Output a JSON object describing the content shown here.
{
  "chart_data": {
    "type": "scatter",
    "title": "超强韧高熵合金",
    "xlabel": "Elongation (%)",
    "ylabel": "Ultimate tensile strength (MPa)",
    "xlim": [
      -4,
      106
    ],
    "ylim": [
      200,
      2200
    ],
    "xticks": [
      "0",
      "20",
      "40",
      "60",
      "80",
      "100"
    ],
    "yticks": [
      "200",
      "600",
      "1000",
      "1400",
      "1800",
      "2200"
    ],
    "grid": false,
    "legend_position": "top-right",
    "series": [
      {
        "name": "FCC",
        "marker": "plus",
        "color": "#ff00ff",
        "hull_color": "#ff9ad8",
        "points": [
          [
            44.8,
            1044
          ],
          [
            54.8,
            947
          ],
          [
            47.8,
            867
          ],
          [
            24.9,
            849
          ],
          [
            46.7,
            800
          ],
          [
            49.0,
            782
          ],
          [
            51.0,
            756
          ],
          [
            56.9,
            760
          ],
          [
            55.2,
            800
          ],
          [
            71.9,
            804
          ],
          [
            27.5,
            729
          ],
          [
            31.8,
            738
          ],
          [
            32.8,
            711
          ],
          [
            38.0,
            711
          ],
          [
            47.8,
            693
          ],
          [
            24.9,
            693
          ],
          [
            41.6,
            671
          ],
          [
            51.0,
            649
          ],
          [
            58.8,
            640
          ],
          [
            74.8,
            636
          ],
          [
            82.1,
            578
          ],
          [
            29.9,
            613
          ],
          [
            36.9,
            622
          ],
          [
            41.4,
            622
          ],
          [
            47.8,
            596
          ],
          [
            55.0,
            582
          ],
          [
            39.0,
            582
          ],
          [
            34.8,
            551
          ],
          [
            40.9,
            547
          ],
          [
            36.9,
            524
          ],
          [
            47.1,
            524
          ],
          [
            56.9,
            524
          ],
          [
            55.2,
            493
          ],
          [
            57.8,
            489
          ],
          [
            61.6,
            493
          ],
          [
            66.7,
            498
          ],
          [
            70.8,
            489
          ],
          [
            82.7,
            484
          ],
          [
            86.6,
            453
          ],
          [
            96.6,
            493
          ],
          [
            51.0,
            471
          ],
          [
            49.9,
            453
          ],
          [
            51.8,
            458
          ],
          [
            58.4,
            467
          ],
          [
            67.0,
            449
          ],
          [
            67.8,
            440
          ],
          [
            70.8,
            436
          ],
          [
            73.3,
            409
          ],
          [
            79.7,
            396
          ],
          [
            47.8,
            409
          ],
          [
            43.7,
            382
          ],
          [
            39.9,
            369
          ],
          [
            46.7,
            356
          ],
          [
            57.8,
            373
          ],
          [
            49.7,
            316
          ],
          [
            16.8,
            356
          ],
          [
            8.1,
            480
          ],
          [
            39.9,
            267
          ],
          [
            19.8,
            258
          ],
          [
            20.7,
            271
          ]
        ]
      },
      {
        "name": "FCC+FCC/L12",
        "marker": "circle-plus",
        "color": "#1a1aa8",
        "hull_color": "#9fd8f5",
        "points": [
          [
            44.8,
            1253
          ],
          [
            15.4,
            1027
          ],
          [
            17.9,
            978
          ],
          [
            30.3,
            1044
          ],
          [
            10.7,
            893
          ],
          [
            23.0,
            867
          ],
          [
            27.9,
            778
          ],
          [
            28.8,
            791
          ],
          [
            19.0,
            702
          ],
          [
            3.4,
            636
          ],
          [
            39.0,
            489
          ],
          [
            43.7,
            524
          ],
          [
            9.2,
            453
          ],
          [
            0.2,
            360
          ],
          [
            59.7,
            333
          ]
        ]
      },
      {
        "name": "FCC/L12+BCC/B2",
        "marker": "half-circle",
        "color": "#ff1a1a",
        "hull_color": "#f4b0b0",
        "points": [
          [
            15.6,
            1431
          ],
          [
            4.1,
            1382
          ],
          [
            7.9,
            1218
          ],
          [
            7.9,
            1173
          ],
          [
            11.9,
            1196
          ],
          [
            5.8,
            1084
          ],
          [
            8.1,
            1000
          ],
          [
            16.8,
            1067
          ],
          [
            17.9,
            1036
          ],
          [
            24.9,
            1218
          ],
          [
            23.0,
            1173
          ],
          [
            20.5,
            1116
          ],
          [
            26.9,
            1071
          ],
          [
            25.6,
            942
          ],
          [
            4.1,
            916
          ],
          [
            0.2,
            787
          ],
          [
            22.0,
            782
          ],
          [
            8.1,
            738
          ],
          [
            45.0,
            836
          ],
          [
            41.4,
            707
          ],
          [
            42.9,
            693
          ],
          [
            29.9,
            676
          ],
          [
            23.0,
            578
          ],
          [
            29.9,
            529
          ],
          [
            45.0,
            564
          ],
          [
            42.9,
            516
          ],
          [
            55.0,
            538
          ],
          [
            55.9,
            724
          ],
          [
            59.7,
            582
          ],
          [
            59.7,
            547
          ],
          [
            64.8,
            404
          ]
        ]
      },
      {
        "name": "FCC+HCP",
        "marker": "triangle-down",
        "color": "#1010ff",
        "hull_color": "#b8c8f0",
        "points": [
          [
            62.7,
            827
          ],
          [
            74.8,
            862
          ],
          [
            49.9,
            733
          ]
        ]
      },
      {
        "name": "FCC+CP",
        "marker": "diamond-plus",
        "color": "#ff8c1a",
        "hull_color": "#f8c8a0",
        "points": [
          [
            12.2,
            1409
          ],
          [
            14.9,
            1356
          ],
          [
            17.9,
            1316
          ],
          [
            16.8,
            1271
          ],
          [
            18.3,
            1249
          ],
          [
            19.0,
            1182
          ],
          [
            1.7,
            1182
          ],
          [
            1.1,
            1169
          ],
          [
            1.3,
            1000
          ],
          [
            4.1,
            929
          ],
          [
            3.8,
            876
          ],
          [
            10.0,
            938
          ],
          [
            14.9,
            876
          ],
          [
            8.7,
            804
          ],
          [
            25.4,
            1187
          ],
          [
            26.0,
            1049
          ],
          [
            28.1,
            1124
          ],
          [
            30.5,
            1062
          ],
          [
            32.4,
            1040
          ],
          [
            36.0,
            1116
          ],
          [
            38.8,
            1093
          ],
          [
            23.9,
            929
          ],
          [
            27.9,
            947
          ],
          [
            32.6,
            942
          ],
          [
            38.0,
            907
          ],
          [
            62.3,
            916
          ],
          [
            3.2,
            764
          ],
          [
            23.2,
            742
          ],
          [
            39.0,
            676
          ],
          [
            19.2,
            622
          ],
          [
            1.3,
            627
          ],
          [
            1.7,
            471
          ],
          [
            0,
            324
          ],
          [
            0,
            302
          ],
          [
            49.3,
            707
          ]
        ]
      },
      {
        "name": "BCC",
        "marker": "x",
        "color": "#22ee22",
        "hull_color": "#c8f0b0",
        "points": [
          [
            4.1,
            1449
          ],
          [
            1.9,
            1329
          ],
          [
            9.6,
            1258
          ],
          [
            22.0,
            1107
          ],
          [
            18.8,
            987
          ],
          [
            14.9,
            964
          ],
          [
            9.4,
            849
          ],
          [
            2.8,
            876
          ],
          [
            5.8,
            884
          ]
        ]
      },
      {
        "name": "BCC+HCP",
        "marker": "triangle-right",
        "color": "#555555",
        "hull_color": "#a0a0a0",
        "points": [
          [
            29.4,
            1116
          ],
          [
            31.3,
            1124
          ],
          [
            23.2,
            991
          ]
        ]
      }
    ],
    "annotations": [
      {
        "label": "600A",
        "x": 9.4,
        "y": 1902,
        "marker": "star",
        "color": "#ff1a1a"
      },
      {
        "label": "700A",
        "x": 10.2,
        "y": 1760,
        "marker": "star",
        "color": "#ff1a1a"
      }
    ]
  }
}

+++++

→ **Problem description**: Send back all of the entries exactly, with nothing missing.

→ **Solved problem**:
Output a JSON object describing the content shown here.
{
  "chart_data": {
    "type": "scatter",
    "title": "超强韧高熵合金",
    "xlabel": "Elongation (%)",
    "ylabel": "Ultimate tensile strength (MPa)",
    "xlim": [
      -4,
      106
    ],
    "ylim": [
      200,
      2200
    ],
    "xticks": [
      "0",
      "20",
      "40",
      "60",
      "80",
      "100"
    ],
    "yticks": [
      "200",
      "600",
      "1000",
      "1400",
      "1800",
      "2200"
    ],
    "grid": false,
    "legend_position": "top-right",
    "series": [
      {
        "name": "FCC",
        "marker": "plus",
        "color": "#ff00ff",
        "hull_color": "#ff9ad8",
        "points": [
          [
            44.8,
            1044
          ],
          [
            54.8,
            947
          ],
          [
            47.8,
            867
          ],
          [
            24.9,
            849
          ],
          [
            46.7,
            800
          ],
          [
            49.0,
            782
          ],
          [
            51.0,
            756
          ],
          [
            56.9,
            760
          ],
          [
            55.2,
            800
          ],
          [
            71.9,
            804
          ],
          [
            27.5,
            729
          ],
          [
            31.8,
            738
          ],
          [
            32.8,
            711
          ],
          [
            38.0,
            711
          ],
          [
            47.8,
            693
          ],
          [
            24.9,
            693
          ],
          [
            41.6,
            671
          ],
          [
            51.0,
            649
          ],
          [
            58.8,
            640
          ],
          [
            74.8,
            636
          ],
          [
            82.1,
            578
          ],
          [
            29.9,
            613
          ],
          [
            36.9,
            622
          ],
          [
            41.4,
            622
          ],
          [
            47.8,
            596
          ],
          [
            55.0,
            582
          ],
          [
            39.0,
            582
          ],
          [
            34.8,
            551
          ],
          [
            40.9,
            547
          ],
          [
            36.9,
            524
          ],
          [
            47.1,
            524
          ],
          [
            56.9,
            524
          ],
          [
            55.2,
            493
          ],
          [
            57.8,
            489
          ],
          [
            61.6,
            493
          ],
          [
            66.7,
            498
          ],
          [
            70.8,
            489
          ],
          [
            82.7,
            484
          ],
          [
            86.6,
            453
          ],
          [
            96.6,
            493
          ],
          [
            51.0,
            471
          ],
          [
            49.9,
            453
          ],
          [
            51.8,
            458
          ],
          [
            58.4,
            467
          ],
          [
            67.0,
            449
          ],
          [
            67.8,
            440
          ],
          [
            70.8,
            436
          ],
          [
            73.3,
            409
          ],
          [
            79.7,
            396
          ],
          [
            47.8,
            409
          ],
          [
            43.7,
            382
          ],
          [
            39.9,
            369
          ],
          [
            46.7,
            356
          ],
          [
            57.8,
            373
          ],
          [
            49.7,
            316
          ],
          [
            16.8,
            356
          ],
          [
            8.1,
            480
          ],
          [
            39.9,
            267
          ],
          [
            19.8,
            258
          ],
          [
            20.7,
            271
          ]
        ]
      },
      {
        "name": "FCC+FCC/L12",
        "marker": "circle-plus",
        "color": "#1a1aa8",
        "hull_color": "#9fd8f5",
        "points": [
          [
            44.8,
            1253
          ],
          [
            15.4,
            1027
          ],
          [
            17.9,
            978
          ],
          [
            30.3,
            1044
          ],
          [
            10.7,
            893
          ],
          [
            23.0,
            867
          ],
          [
            27.9,
            778
          ],
          [
            28.8,
            791
          ],
          [
            19.0,
            702
          ],
          [
            3.4,
            636
          ],
          [
            39.0,
            489
          ],
          [
            43.7,
            524
          ],
          [
            9.2,
            453
          ],
          [
            0.2,
            360
          ],
          [
            59.7,
            333
          ]
        ]
      },
      {
        "name": "FCC/L12+BCC/B2",
        "marker": "half-circle",
        "color": "#ff1a1a",
        "hull_color": "#f4b0b0",
        "points": [
          [
            15.6,
            1431
          ],
          [
            4.1,
            1382
          ],
          [
            7.9,
            1218
          ],
          [
            7.9,
            1173
          ],
          [
            11.9,
            1196
          ],
          [
            5.8,
            1084
          ],
          [
            8.1,
            1000
          ],
          [
            16.8,
            1067
          ],
          [
            17.9,
            1036
          ],
          [
            24.9,
            1218
          ],
          [
            23.0,
            1173
          ],
          [
            20.5,
            1116
          ],
          [
            26.9,
            1071
          ],
          [
            25.6,
            942
          ],
          [
            4.1,
            916
          ],
          [
            0.2,
            787
          ],
          [
            22.0,
            782
          ],
          [
            8.1,
            738
          ],
          [
            45.0,
            836
          ],
          [
            41.4,
            707
          ],
          [
            42.9,
            693
          ],
          [
            29.9,
            676
          ],
          [
            23.0,
            578
          ],
          [
            29.9,
            529
          ],
          [
            45.0,
            564
          ],
          [
            42.9,
            516
          ],
          [
            55.0,
            538
          ],
          [
            55.9,
            724
          ],
          [
            59.7,
            582
          ],
          [
            59.7,
            547
          ],
          [
            64.8,
            404
          ]
        ]
      },
      {
        "name": "FCC+HCP",
        "marker": "triangle-down",
        "color": "#1010ff",
        "hull_color": "#b8c8f0",
        "points": [
          [
            62.7,
            827
          ],
          [
            74.8,
            862
          ],
          [
            49.9,
            733
          ]
        ]
      },
      {
        "name": "FCC+CP",
        "marker": "diamond-plus",
        "color": "#ff8c1a",
        "hull_color": "#f8c8a0",
        "points": [
          [
            12.2,
            1409
          ],
          [
            14.9,
            1356
          ],
          [
            17.9,
            1316
          ],
          [
            16.8,
            1271
          ],
          [
            18.3,
            1249
          ],
          [
            19.0,
            1182
          ],
          [
            1.7,
            1182
          ],
          [
            1.1,
            1169
          ],
          [
            1.3,
            1000
          ],
          [
            4.1,
            929
          ],
          [
            3.8,
            876
          ],
          [
            10.0,
            938
          ],
          [
            14.9,
            876
          ],
          [
            8.7,
            804
          ],
          [
            25.4,
            1187
          ],
          [
            26.0,
            1049
          ],
          [
            28.1,
            1124
          ],
          [
            30.5,
            1062
          ],
          [
            32.4,
            1040
          ],
          [
            36.0,
            1116
          ],
          [
            38.8,
            1093
          ],
          [
            23.9,
            929
          ],
          [
            27.9,
            947
          ],
          [
            32.6,
            942
          ],
          [
            38.0,
            907
          ],
          [
            62.3,
            916
          ],
          [
            3.2,
            764
          ],
          [
            23.2,
            742
          ],
          [
            39.0,
            676
          ],
          [
            19.2,
            622
          ],
          [
            1.3,
            627
          ],
          [
            1.7,
            471
          ],
          [
            0,
            324
          ],
          [
            0,
            302
          ],
          [
            49.3,
            707
          ]
        ]
      },
      {
        "name": "BCC",
        "marker": "x",
        "color": "#22ee22",
        "hull_color": "#c8f0b0",
        "points": [
          [
            4.1,
            1449
          ],
          [
            1.9,
            1329
          ],
          [
            9.6,
            1258
          ],
          [
            22.0,
            1107
          ],
          [
            18.8,
            987
          ],
          [
            14.9,
            964
          ],
          [
            9.4,
            849
          ],
          [
            2.8,
            876
          ],
          [
            5.8,
            884
          ]
        ]
      },
      {
        "name": "BCC+HCP",
        "marker": "triangle-right",
        "color": "#555555",
        "hull_color": "#a0a0a0",
        "points": [
          [
            29.4,
            1116
          ],
          [
            31.3,
            1124
          ],
          [
            23.2,
            991
          ]
        ]
      }
    ],
    "annotations": [
      {
        "label": "600A",
        "x": 9.4,
        "y": 1902,
        "marker": "star",
        "color": "#ff1a1a"
      },
      {
        "label": "700A",
        "x": 10.2,
        "y": 1760,
        "marker": "star",
        "color": "#ff1a1a"
      }
    ]
  }
}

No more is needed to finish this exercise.